Source data.
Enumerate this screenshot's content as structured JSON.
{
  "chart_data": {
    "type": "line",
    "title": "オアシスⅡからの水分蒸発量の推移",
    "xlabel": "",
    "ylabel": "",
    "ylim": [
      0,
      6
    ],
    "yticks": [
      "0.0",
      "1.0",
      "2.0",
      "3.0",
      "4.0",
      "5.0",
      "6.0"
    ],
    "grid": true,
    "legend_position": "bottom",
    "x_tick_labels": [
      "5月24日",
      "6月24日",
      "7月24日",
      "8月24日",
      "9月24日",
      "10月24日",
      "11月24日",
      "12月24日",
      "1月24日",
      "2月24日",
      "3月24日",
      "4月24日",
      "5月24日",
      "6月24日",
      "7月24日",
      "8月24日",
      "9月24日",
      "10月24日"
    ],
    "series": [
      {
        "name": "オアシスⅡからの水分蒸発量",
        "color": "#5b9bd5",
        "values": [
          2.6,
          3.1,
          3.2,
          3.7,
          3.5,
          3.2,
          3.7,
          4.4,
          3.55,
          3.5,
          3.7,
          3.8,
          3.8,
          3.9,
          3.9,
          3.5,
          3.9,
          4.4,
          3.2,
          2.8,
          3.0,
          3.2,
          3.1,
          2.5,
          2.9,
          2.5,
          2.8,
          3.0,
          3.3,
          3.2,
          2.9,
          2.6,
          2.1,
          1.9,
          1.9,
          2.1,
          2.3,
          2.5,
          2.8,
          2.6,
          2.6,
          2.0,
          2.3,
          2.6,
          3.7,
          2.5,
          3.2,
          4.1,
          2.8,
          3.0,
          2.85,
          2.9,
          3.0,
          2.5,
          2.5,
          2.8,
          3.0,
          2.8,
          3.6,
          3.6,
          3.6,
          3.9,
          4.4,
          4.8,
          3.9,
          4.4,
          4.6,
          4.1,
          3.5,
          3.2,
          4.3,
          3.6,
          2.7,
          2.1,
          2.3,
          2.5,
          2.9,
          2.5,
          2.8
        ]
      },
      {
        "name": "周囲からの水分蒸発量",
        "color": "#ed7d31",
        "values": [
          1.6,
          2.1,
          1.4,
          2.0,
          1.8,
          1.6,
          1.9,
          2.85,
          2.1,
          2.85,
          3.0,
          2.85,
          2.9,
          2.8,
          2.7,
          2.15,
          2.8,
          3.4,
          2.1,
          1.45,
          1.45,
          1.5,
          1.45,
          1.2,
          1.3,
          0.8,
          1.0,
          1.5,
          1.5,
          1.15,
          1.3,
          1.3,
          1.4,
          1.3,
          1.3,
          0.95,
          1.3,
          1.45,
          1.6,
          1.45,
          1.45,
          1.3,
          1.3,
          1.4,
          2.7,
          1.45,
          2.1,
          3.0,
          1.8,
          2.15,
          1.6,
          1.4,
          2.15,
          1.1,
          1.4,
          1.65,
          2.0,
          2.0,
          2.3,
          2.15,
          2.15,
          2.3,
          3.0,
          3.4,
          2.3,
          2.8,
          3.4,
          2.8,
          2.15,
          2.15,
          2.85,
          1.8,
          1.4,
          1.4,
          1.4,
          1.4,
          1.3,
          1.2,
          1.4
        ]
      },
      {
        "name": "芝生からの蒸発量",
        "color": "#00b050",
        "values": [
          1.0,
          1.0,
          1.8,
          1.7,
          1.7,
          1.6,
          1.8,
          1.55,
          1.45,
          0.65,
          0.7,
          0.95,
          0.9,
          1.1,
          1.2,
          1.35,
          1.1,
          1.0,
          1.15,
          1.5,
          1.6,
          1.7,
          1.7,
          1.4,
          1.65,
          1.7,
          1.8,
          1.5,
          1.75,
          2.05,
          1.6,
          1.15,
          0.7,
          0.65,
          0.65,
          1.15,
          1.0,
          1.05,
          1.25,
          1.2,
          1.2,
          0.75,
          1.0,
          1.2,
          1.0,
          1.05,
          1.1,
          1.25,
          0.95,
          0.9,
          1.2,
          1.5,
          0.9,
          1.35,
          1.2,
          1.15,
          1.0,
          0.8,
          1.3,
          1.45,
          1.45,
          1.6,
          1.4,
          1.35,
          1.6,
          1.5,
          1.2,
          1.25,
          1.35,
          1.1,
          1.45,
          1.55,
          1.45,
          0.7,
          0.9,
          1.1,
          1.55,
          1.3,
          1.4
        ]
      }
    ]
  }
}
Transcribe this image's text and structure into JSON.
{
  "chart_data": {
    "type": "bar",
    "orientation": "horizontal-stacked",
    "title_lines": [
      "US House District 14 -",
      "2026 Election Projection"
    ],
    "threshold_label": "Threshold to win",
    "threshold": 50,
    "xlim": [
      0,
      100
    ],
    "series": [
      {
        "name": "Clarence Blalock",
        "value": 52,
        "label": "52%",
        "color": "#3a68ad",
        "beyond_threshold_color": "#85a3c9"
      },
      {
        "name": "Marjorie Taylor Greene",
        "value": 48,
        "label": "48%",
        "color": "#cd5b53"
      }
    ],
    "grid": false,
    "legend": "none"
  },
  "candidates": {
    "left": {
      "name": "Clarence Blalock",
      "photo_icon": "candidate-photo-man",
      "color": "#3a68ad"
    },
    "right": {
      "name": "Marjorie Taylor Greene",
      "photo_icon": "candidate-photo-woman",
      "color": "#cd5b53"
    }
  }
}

WRITTEN INSTRUCTION.
Exactly reproduce every record.

SOLUTION.
Enumerate this screenshot's content as structured JSON.
{
  "chart_data": {
    "type": "line",
    "title": "オアシスⅡからの水分蒸発量の推移",
    "xlabel": "",
    "ylabel": "",
    "ylim": [
      0,
      6
    ],
    "yticks": [
      "0.0",
      "1.0",
      "2.0",
      "3.0",
      "4.0",
      "5.0",
      "6.0"
    ],
    "grid": true,
    "legend_position": "bottom",
    "x_tick_labels": [
      "5月24日",
      "6月24日",
      "7月24日",
      "8月24日",
      "9月24日",
      "10月24日",
      "11月24日",
      "12月24日",
      "1月24日",
      "2月24日",
      "3月24日",
      "4月24日",
      "5月24日",
      "6月24日",
      "7月24日",
      "8月24日",
      "9月24日",
      "10月24日"
    ],
    "series": [
      {
        "name": "オアシスⅡからの水分蒸発量",
        "color": "#5b9bd5",
        "values": [
          2.6,
          3.1,
          3.2,
          3.7,
          3.5,
          3.2,
          3.7,
          4.4,
          3.55,
          3.5,
          3.7,
          3.8,
          3.8,
          3.9,
          3.9,
          3.5,
          3.9,
          4.4,
          3.2,
          2.8,
          3.0,
          3.2,
          3.1,
          2.5,
          2.9,
          2.5,
          2.8,
          3.0,
          3.3,
          3.2,
          2.9,
          2.6,
          2.1,
          1.9,
          1.9,
          2.1,
          2.3,
          2.5,
          2.8,
          2.6,
          2.6,
          2.0,
          2.3,
          2.6,
          3.7,
          2.5,
          3.2,
          4.1,
          2.8,
          3.0,
          2.85,
          2.9,
          3.0,
          2.5,
          2.5,
          2.8,
          3.0,
          2.8,
          3.6,
          3.6,
          3.6,
          3.9,
          4.4,
          4.8,
          3.9,
          4.4,
          4.6,
          4.1,
          3.5,
          3.2,
          4.3,
          3.6,
          2.7,
          2.1,
          2.3,
          2.5,
          2.9,
          2.5,
          2.8
        ]
      },
      {
        "name": "周囲からの水分蒸発量",
        "color": "#ed7d31",
        "values": [
          1.6,
          2.1,
          1.4,
          2.0,
          1.8,
          1.6,
          1.9,
          2.85,
          2.1,
          2.85,
          3.0,
          2.85,
          2.9,
          2.8,
          2.7,
          2.15,
          2.8,
          3.4,
          2.1,
          1.45,
          1.45,
          1.5,
          1.45,
          1.2,
          1.3,
          0.8,
          1.0,
          1.5,
          1.5,
          1.15,
          1.3,
          1.3,
          1.4,
          1.3,
          1.3,
          0.95,
          1.3,
          1.45,
          1.6,
          1.45,
          1.45,
          1.3,
          1.3,
          1.4,
          2.7,
          1.45,
          2.1,
          3.0,
          1.8,
          2.15,
          1.6,
          1.4,
          2.15,
          1.1,
          1.4,
          1.65,
          2.0,
          2.0,
          2.3,
          2.15,
          2.15,
          2.3,
          3.0,
          3.4,
          2.3,
          2.8,
          3.4,
          2.8,
          2.15,
          2.15,
          2.85,
          1.8,
          1.4,
          1.4,
          1.4,
          1.4,
          1.3,
          1.2,
          1.4
        ]
      },
      {
        "name": "芝生からの蒸発量",
        "color": "#00b050",
        "values": [
          1.0,
          1.0,
          1.8,
          1.7,
          1.7,
          1.6,
          1.8,
          1.55,
          1.45,
          0.65,
          0.7,
          0.95,
          0.9,
          1.1,
          1.2,
          1.35,
          1.1,
          1.0,
          1.15,
          1.5,
          1.6,
          1.7,
          1.7,
          1.4,
          1.65,
          1.7,
          1.8,
          1.5,
          1.75,
          2.05,
          1.6,
          1.15,
          0.7,
          0.65,
          0.65,
          1.15,
          1.0,
          1.05,
          1.25,
          1.2,
          1.2,
          0.75,
          1.0,
          1.2,
          1.0,
          1.05,
          1.1,
          1.25,
          0.95,
          0.9,
          1.2,
          1.5,
          0.9,
          1.35,
          1.2,
          1.15,
          1.0,
          0.8,
          1.3,
          1.45,
          1.45,
          1.6,
          1.4,
          1.35,
          1.6,
          1.5,
          1.2,
          1.25,
          1.35,
          1.1,
          1.45,
          1.55,
          1.45,
          0.7,
          0.9,
          1.1,
          1.55,
          1.3,
          1.4
        ]
      }
    ]
  }
}
Transcribe this image's text and structure into JSON.
{
  "chart_data": {
    "type": "bar",
    "orientation": "horizontal-stacked",
    "title_lines": [
      "US House District 14 -",
      "2026 Election Projection"
    ],
    "threshold_label": "Threshold to win",
    "threshold": 50,
    "xlim": [
      0,
      100
    ],
    "series": [
      {
        "name": "Clarence Blalock",
        "value": 52,
        "label": "52%",
        "color": "#3a68ad",
        "beyond_threshold_color": "#85a3c9"
      },
      {
        "name": "Marjorie Taylor Greene",
        "value": 48,
        "label": "48%",
        "color": "#cd5b53"
      }
    ],
    "grid": false,
    "legend": "none"
  },
  "candidates": {
    "left": {
      "name": "Clarence Blalock",
      "photo_icon": "candidate-photo-man",
      "color": "#3a68ad"
    },
    "right": {
      "name": "Marjorie Taylor Greene",
      "photo_icon": "candidate-photo-woman",
      "color": "#cd5b53"
    }
  }
}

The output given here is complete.